- [Recorded data]

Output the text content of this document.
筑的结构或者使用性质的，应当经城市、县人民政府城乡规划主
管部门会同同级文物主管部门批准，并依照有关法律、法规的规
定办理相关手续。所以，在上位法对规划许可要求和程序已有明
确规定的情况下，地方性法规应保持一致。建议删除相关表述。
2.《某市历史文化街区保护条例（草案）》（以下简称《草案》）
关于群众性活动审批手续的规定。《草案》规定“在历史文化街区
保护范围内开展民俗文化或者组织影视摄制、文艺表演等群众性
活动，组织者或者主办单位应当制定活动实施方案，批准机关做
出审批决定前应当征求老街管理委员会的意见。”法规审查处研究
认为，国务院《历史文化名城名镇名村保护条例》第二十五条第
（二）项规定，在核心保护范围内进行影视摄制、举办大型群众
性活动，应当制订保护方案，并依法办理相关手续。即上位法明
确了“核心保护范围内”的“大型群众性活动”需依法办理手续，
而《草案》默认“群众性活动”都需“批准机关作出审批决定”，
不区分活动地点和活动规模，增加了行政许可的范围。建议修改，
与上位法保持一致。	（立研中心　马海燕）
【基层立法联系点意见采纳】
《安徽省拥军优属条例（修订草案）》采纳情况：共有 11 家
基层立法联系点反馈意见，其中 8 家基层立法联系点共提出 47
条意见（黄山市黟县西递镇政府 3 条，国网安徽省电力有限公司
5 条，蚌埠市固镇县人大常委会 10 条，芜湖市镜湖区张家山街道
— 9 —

- [What the task asks]
Reproduce the records above exactly as they appear.

- [Solution]
Output the text content of this document.
筑的结构或者使用性质的，应当经城市、县人民政府城乡规划主
管部门会同同级文物主管部门批准，并依照有关法律、法规的规
定办理相关手续。所以，在上位法对规划许可要求和程序已有明
确规定的情况下，地方性法规应保持一致。建议删除相关表述。
2.《某市历史文化街区保护条例（草案）》（以下简称《草案》）
关于群众性活动审批手续的规定。《草案》规定“在历史文化街区
保护范围内开展民俗文化或者组织影视摄制、文艺表演等群众性
活动，组织者或者主办单位应当制定活动实施方案，批准机关做
出审批决定前应当征求老街管理委员会的意见。”法规审查处研究
认为，国务院《历史文化名城名镇名村保护条例》第二十五条第
（二）项规定，在核心保护范围内进行影视摄制、举办大型群众
性活动，应当制订保护方案，并依法办理相关手续。即上位法明
确了“核心保护范围内”的“大型群众性活动”需依法办理手续，
而《草案》默认“群众性活动”都需“批准机关作出审批决定”，
不区分活动地点和活动规模，增加了行政许可的范围。建议修改，
与上位法保持一致。	（立研中心　马海燕）
【基层立法联系点意见采纳】
《安徽省拥军优属条例（修订草案）》采纳情况：共有 11 家
基层立法联系点反馈意见，其中 8 家基层立法联系点共提出 47
条意见（黄山市黟县西递镇政府 3 条，国网安徽省电力有限公司
5 条，蚌埠市固镇县人大常委会 10 条，芜湖市镜湖区张家山街道
— 9 —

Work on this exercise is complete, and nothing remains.